Data records
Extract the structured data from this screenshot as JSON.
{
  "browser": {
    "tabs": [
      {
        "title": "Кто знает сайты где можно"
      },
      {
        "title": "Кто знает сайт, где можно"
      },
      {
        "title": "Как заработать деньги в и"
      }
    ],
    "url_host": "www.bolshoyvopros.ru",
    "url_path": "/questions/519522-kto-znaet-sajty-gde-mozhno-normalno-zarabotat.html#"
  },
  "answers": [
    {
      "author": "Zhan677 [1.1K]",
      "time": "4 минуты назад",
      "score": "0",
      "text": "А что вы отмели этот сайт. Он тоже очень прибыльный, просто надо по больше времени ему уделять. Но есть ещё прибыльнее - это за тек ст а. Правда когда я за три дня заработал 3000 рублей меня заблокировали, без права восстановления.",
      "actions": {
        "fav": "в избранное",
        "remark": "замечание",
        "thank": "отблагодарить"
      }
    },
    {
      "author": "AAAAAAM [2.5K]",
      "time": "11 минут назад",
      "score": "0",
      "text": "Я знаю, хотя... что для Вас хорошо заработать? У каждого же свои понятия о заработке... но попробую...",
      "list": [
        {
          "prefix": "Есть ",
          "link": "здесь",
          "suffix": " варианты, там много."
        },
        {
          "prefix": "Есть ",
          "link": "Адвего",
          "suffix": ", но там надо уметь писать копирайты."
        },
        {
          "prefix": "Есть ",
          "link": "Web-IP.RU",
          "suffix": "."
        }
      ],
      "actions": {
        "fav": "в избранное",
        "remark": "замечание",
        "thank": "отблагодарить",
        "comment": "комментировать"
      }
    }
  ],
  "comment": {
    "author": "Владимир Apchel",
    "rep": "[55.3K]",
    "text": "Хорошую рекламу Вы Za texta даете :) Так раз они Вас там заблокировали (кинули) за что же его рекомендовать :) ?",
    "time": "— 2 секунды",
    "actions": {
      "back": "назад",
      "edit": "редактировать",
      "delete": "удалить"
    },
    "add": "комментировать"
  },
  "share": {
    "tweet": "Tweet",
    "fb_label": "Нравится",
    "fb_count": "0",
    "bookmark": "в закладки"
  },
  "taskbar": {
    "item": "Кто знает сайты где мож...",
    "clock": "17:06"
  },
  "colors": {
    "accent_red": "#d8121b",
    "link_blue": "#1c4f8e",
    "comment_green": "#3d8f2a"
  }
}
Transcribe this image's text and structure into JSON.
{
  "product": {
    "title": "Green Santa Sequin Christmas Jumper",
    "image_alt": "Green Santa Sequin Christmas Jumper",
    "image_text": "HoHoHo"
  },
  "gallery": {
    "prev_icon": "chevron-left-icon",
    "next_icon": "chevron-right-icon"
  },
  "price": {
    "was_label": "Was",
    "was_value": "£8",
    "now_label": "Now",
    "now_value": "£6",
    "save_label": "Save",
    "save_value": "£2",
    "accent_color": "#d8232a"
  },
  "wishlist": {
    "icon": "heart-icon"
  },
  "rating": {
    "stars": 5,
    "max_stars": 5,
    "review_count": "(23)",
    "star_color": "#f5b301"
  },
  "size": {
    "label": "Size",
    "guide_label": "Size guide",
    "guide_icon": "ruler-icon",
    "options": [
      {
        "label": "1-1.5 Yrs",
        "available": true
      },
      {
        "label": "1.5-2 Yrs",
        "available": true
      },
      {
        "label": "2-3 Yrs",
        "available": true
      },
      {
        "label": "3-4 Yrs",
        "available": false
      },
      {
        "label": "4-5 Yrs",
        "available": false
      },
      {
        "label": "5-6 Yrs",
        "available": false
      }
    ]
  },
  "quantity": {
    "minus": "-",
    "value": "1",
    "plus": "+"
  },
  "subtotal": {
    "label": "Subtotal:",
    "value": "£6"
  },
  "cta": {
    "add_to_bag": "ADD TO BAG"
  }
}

> [Directions for this task]:
Your task is to reproduce all of the records exactly.

> [Solution to this problem]:
Extract the structured data from this screenshot as JSON.
{
  "browser": {
    "tabs": [
      {
        "title": "Кто знает сайты где можно"
      },
      {
        "title": "Кто знает сайт, где можно"
      },
      {
        "title": "Как заработать деньги в и"
      }
    ],
    "url_host": "www.bolshoyvopros.ru",
    "url_path": "/questions/519522-kto-znaet-sajty-gde-mozhno-normalno-zarabotat.html#"
  },
  "answers": [
    {
      "author": "Zhan677 [1.1K]",
      "time": "4 минуты назад",
      "score": "0",
      "text": "А что вы отмели этот сайт. Он тоже очень прибыльный, просто надо по больше времени ему уделять. Но есть ещё прибыльнее - это за тек ст а. Правда когда я за три дня заработал 3000 рублей меня заблокировали, без права восстановления.",
      "actions": {
        "fav": "в избранное",
        "remark": "замечание",
        "thank": "отблагодарить"
      }
    },
    {
      "author": "AAAAAAM [2.5K]",
      "time": "11 минут назад",
      "score": "0",
      "text": "Я знаю, хотя... что для Вас хорошо заработать? У каждого же свои понятия о заработке... но попробую...",
      "list": [
        {
          "prefix": "Есть ",
          "link": "здесь",
          "suffix": " варианты, там много."
        },
        {
          "prefix": "Есть ",
          "link": "Адвего",
          "suffix": ", но там надо уметь писать копирайты."
        },
        {
          "prefix": "Есть ",
          "link": "Web-IP.RU",
          "suffix": "."
        }
      ],
      "actions": {
        "fav": "в избранное",
        "remark": "замечание",
        "thank": "отблагодарить",
        "comment": "комментировать"
      }
    }
  ],
  "comment": {
    "author": "Владимир Apchel",
    "rep": "[55.3K]",
    "text": "Хорошую рекламу Вы Za texta даете :) Так раз они Вас там заблокировали (кинули) за что же его рекомендовать :) ?",
    "time": "— 2 секунды",
    "actions": {
      "back": "назад",
      "edit": "редактировать",
      "delete": "удалить"
    },
    "add": "комментировать"
  },
  "share": {
    "tweet": "Tweet",
    "fb_label": "Нравится",
    "fb_count": "0",
    "bookmark": "в закладки"
  },
  "taskbar": {
    "item": "Кто знает сайты где мож...",
    "clock": "17:06"
  },
  "colors": {
    "accent_red": "#d8121b",
    "link_blue": "#1c4f8e",
    "comment_green": "#3d8f2a"
  }
}
Transcribe this image's text and structure into JSON.
{
  "product": {
    "title": "Green Santa Sequin Christmas Jumper",
    "image_alt": "Green Santa Sequin Christmas Jumper",
    "image_text": "HoHoHo"
  },
  "gallery": {
    "prev_icon": "chevron-left-icon",
    "next_icon": "chevron-right-icon"
  },
  "price": {
    "was_label": "Was",
    "was_value": "£8",
    "now_label": "Now",
    "now_value": "£6",
    "save_label": "Save",
    "save_value": "£2",
    "accent_color": "#d8232a"
  },
  "wishlist": {
    "icon": "heart-icon"
  },
  "rating": {
    "stars": 5,
    "max_stars": 5,
    "review_count": "(23)",
    "star_color": "#f5b301"
  },
  "size": {
    "label": "Size",
    "guide_label": "Size guide",
    "guide_icon": "ruler-icon",
    "options": [
      {
        "label": "1-1.5 Yrs",
        "available": true
      },
      {
        "label": "1.5-2 Yrs",
        "available": true
      },
      {
        "label": "2-3 Yrs",
        "available": true
      },
      {
        "label": "3-4 Yrs",
        "available": false
      },
      {
        "label": "4-5 Yrs",
        "available": false
      },
      {
        "label": "5-6 Yrs",
        "available": false
      }
    ]
  },
  "quantity": {
    "minus": "-",
    "value": "1",
    "plus": "+"
  },
  "subtotal": {
    "label": "Subtotal:",
    "value": "£6"
  },
  "cta": {
    "add_to_bag": "ADD TO BAG"
  }
}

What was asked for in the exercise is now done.